§ **OBJECTIVE**
Your task is to repeat the listing exactly.

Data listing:
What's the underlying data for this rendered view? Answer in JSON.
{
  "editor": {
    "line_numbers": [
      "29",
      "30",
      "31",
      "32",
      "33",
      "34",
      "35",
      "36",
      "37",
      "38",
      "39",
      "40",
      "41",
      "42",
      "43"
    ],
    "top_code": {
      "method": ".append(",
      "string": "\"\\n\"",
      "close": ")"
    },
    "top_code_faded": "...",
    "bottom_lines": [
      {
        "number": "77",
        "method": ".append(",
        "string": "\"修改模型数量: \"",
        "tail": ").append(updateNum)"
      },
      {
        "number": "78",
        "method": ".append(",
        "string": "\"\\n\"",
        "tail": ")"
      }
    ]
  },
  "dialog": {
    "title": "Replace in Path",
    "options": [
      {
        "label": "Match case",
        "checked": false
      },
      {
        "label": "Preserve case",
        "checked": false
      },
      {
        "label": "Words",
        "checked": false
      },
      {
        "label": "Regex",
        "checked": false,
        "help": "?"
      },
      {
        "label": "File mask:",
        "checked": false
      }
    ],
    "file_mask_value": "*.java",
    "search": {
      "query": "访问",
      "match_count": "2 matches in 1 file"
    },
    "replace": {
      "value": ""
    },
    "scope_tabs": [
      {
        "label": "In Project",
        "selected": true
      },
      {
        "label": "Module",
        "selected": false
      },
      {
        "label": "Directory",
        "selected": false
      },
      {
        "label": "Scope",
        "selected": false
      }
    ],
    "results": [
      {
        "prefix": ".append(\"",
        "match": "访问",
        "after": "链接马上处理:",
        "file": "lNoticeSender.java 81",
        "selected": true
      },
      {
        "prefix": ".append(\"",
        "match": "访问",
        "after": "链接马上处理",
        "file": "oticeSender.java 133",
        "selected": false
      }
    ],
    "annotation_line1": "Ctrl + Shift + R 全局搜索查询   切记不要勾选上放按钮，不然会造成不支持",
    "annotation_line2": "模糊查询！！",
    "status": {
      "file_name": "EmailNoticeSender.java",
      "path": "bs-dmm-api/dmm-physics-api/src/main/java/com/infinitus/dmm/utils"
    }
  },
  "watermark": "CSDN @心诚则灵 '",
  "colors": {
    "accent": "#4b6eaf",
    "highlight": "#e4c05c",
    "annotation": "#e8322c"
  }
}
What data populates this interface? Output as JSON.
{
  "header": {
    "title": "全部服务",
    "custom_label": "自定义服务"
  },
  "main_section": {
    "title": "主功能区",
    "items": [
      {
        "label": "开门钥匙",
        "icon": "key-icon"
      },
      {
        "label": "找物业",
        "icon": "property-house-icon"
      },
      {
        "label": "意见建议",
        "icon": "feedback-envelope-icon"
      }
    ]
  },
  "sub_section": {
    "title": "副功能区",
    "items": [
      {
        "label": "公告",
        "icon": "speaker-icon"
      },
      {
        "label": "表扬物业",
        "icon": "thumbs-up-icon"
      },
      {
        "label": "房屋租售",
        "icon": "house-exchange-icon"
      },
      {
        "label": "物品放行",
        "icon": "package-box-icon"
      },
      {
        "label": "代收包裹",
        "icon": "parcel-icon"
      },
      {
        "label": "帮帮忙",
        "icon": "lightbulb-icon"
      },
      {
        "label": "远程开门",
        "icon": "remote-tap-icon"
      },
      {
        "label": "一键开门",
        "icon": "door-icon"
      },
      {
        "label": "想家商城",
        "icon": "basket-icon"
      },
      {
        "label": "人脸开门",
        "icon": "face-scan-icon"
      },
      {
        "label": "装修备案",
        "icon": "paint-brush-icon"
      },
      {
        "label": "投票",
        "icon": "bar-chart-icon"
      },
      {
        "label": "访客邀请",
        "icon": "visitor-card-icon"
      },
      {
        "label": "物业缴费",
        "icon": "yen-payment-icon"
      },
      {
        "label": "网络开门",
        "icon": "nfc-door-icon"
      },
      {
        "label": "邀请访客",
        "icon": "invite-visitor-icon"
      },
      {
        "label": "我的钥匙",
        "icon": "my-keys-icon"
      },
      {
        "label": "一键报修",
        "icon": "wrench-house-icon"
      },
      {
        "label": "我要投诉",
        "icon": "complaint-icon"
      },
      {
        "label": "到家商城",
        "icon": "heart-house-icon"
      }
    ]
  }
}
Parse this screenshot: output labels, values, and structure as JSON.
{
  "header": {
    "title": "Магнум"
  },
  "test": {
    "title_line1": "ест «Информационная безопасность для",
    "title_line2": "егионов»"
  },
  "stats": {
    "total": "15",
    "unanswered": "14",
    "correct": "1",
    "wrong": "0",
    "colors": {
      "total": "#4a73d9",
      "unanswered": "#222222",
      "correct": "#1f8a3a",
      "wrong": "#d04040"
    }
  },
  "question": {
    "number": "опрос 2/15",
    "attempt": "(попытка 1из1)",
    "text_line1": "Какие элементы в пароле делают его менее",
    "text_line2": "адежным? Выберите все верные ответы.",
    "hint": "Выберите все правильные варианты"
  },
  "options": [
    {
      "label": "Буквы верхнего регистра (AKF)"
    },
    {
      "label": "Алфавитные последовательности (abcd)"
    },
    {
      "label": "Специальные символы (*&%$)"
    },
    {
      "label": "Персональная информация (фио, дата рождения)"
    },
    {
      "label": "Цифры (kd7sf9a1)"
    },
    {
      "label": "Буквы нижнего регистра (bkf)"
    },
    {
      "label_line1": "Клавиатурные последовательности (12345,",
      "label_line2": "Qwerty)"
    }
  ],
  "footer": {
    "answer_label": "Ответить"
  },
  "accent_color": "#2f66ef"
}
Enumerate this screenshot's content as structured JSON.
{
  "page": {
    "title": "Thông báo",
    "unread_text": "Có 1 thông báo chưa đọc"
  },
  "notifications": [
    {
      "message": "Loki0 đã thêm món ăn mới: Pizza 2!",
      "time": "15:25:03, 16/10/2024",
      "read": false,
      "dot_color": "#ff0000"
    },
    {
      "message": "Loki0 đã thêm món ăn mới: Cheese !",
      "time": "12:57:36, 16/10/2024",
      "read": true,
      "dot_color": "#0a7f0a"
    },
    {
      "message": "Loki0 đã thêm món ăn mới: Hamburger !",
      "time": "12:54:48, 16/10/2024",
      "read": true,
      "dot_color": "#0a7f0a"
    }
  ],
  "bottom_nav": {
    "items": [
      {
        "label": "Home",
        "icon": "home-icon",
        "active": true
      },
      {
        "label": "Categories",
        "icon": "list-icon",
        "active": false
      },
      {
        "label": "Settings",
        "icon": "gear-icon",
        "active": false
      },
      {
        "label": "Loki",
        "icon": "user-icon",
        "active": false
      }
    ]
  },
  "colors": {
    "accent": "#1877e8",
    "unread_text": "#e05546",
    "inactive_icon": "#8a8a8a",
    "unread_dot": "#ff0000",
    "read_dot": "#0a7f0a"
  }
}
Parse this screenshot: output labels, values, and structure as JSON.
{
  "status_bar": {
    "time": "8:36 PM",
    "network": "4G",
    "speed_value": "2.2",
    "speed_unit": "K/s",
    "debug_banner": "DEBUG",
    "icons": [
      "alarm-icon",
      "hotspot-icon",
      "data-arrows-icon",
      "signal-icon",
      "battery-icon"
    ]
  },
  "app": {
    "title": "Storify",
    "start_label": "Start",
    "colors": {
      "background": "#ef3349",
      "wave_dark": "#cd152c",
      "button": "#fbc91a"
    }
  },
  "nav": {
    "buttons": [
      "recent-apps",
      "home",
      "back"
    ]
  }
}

§ **THE REPLY**
What's the underlying data for this rendered view? Answer in JSON.
{
  "editor": {
    "line_numbers": [
      "29",
      "30",
      "31",
      "32",
      "33",
      "34",
      "35",
      "36",
      "37",
      "38",
      "39",
      "40",
      "41",
      "42",
      "43"
    ],
    "top_code": {
      "method": ".append(",
      "string": "\"\\n\"",
      "close": ")"
    },
    "top_code_faded": "...",
    "bottom_lines": [
      {
        "number": "77",
        "method": ".append(",
        "string": "\"修改模型数量: \"",
        "tail": ").append(updateNum)"
      },
      {
        "number": "78",
        "method": ".append(",
        "string": "\"\\n\"",
        "tail": ")"
      }
    ]
  },
  "dialog": {
    "title": "Replace in Path",
    "options": [
      {
        "label": "Match case",
        "checked": false
      },
      {
        "label": "Preserve case",
        "checked": false
      },
      {
        "label": "Words",
        "checked": false
      },
      {
        "label": "Regex",
        "checked": false,
        "help": "?"
      },
      {
        "label": "File mask:",
        "checked": false
      }
    ],
    "file_mask_value": "*.java",
    "search": {
      "query": "访问",
      "match_count": "2 matches in 1 file"
    },
    "replace": {
      "value": ""
    },
    "scope_tabs": [
      {
        "label": "In Project",
        "selected": true
      },
      {
        "label": "Module",
        "selected": false
      },
      {
        "label": "Directory",
        "selected": false
      },
      {
        "label": "Scope",
        "selected": false
      }
    ],
    "results": [
      {
        "prefix": ".append(\"",
        "match": "访问",
        "after": "链接马上处理:",
        "file": "lNoticeSender.java 81",
        "selected": true
      },
      {
        "prefix": ".append(\"",
        "match": "访问",
        "after": "链接马上处理",
        "file": "oticeSender.java 133",
        "selected": false
      }
    ],
    "annotation_line1": "Ctrl + Shift + R 全局搜索查询   切记不要勾选上放按钮，不然会造成不支持",
    "annotation_line2": "模糊查询！！",
    "status": {
      "file_name": "EmailNoticeSender.java",
      "path": "bs-dmm-api/dmm-physics-api/src/main/java/com/infinitus/dmm/utils"
    }
  },
  "watermark": "CSDN @心诚则灵 '",
  "colors": {
    "accent": "#4b6eaf",
    "highlight": "#e4c05c",
    "annotation": "#e8322c"
  }
}
What data populates this interface? Output as JSON.
{
  "header": {
    "title": "全部服务",
    "custom_label": "自定义服务"
  },
  "main_section": {
    "title": "主功能区",
    "items": [
      {
        "label": "开门钥匙",
        "icon": "key-icon"
      },
      {
        "label": "找物业",
        "icon": "property-house-icon"
      },
      {
        "label": "意见建议",
        "icon": "feedback-envelope-icon"
      }
    ]
  },
  "sub_section": {
    "title": "副功能区",
    "items": [
      {
        "label": "公告",
        "icon": "speaker-icon"
      },
      {
        "label": "表扬物业",
        "icon": "thumbs-up-icon"
      },
      {
        "label": "房屋租售",
        "icon": "house-exchange-icon"
      },
      {
        "label": "物品放行",
        "icon": "package-box-icon"
      },
      {
        "label": "代收包裹",
        "icon": "parcel-icon"
      },
      {
        "label": "帮帮忙",
        "icon": "lightbulb-icon"
      },
      {
        "label": "远程开门",
        "icon": "remote-tap-icon"
      },
      {
        "label": "一键开门",
        "icon": "door-icon"
      },
      {
        "label": "想家商城",
        "icon": "basket-icon"
      },
      {
        "label": "人脸开门",
        "icon": "face-scan-icon"
      },
      {
        "label": "装修备案",
        "icon": "paint-brush-icon"
      },
      {
        "label": "投票",
        "icon": "bar-chart-icon"
      },
      {
        "label": "访客邀请",
        "icon": "visitor-card-icon"
      },
      {
        "label": "物业缴费",
        "icon": "yen-payment-icon"
      },
      {
        "label": "网络开门",
        "icon": "nfc-door-icon"
      },
      {
        "label": "邀请访客",
        "icon": "invite-visitor-icon"
      },
      {
        "label": "我的钥匙",
        "icon": "my-keys-icon"
      },
      {
        "label": "一键报修",
        "icon": "wrench-house-icon"
      },
      {
        "label": "我要投诉",
        "icon": "complaint-icon"
      },
      {
        "label": "到家商城",
        "icon": "heart-house-icon"
      }
    ]
  }
}
Parse this screenshot: output labels, values, and structure as JSON.
{
  "header": {
    "title": "Магнум"
  },
  "test": {
    "title_line1": "ест «Информационная безопасность для",
    "title_line2": "егионов»"
  },
  "stats": {
    "total": "15",
    "unanswered": "14",
    "correct": "1",
    "wrong": "0",
    "colors": {
      "total": "#4a73d9",
      "unanswered": "#222222",
      "correct": "#1f8a3a",
      "wrong": "#d04040"
    }
  },
  "question": {
    "number": "опрос 2/15",
    "attempt": "(попытка 1из1)",
    "text_line1": "Какие элементы в пароле делают его менее",
    "text_line2": "адежным? Выберите все верные ответы.",
    "hint": "Выберите все правильные варианты"
  },
  "options": [
    {
      "label": "Буквы верхнего регистра (AKF)"
    },
    {
      "label": "Алфавитные последовательности (abcd)"
    },
    {
      "label": "Специальные символы (*&%$)"
    },
    {
      "label": "Персональная информация (фио, дата рождения)"
    },
    {
      "label": "Цифры (kd7sf9a1)"
    },
    {
      "label": "Буквы нижнего регистра (bkf)"
    },
    {
      "label_line1": "Клавиатурные последовательности (12345,",
      "label_line2": "Qwerty)"
    }
  ],
  "footer": {
    "answer_label": "Ответить"
  },
  "accent_color": "#2f66ef"
}
Enumerate this screenshot's content as structured JSON.
{
  "page": {
    "title": "Thông báo",
    "unread_text": "Có 1 thông báo chưa đọc"
  },
  "notifications": [
    {
      "message": "Loki0 đã thêm món ăn mới: Pizza 2!",
      "time": "15:25:03, 16/10/2024",
      "read": false,
      "dot_color": "#ff0000"
    },
    {
      "message": "Loki0 đã thêm món ăn mới: Cheese !",
      "time": "12:57:36, 16/10/2024",
      "read": true,
      "dot_color": "#0a7f0a"
    },
    {
      "message": "Loki0 đã thêm món ăn mới: Hamburger !",
      "time": "12:54:48, 16/10/2024",
      "read": true,
      "dot_color": "#0a7f0a"
    }
  ],
  "bottom_nav": {
    "items": [
      {
        "label": "Home",
        "icon": "home-icon",
        "active": true
      },
      {
        "label": "Categories",
        "icon": "list-icon",
        "active": false
      },
      {
        "label": "Settings",
        "icon": "gear-icon",
        "active": false
      },
      {
        "label": "Loki",
        "icon": "user-icon",
        "active": false
      }
    ]
  },
  "colors": {
    "accent": "#1877e8",
    "unread_text": "#e05546",
    "inactive_icon": "#8a8a8a",
    "unread_dot": "#ff0000",
    "read_dot": "#0a7f0a"
  }
}
Parse this screenshot: output labels, values, and structure as JSON.
{
  "status_bar": {
    "time": "8:36 PM",
    "network": "4G",
    "speed_value": "2.2",
    "speed_unit": "K/s",
    "debug_banner": "DEBUG",
    "icons": [
      "alarm-icon",
      "hotspot-icon",
      "data-arrows-icon",
      "signal-icon",
      "battery-icon"
    ]
  },
  "app": {
    "title": "Storify",
    "start_label": "Start",
    "colors": {
      "background": "#ef3349",
      "wave_dark": "#cd152c",
      "button": "#fbc91a"
    }
  },
  "nav": {
    "buttons": [
      "recent-apps",
      "home",
      "back"
    ]
  }
}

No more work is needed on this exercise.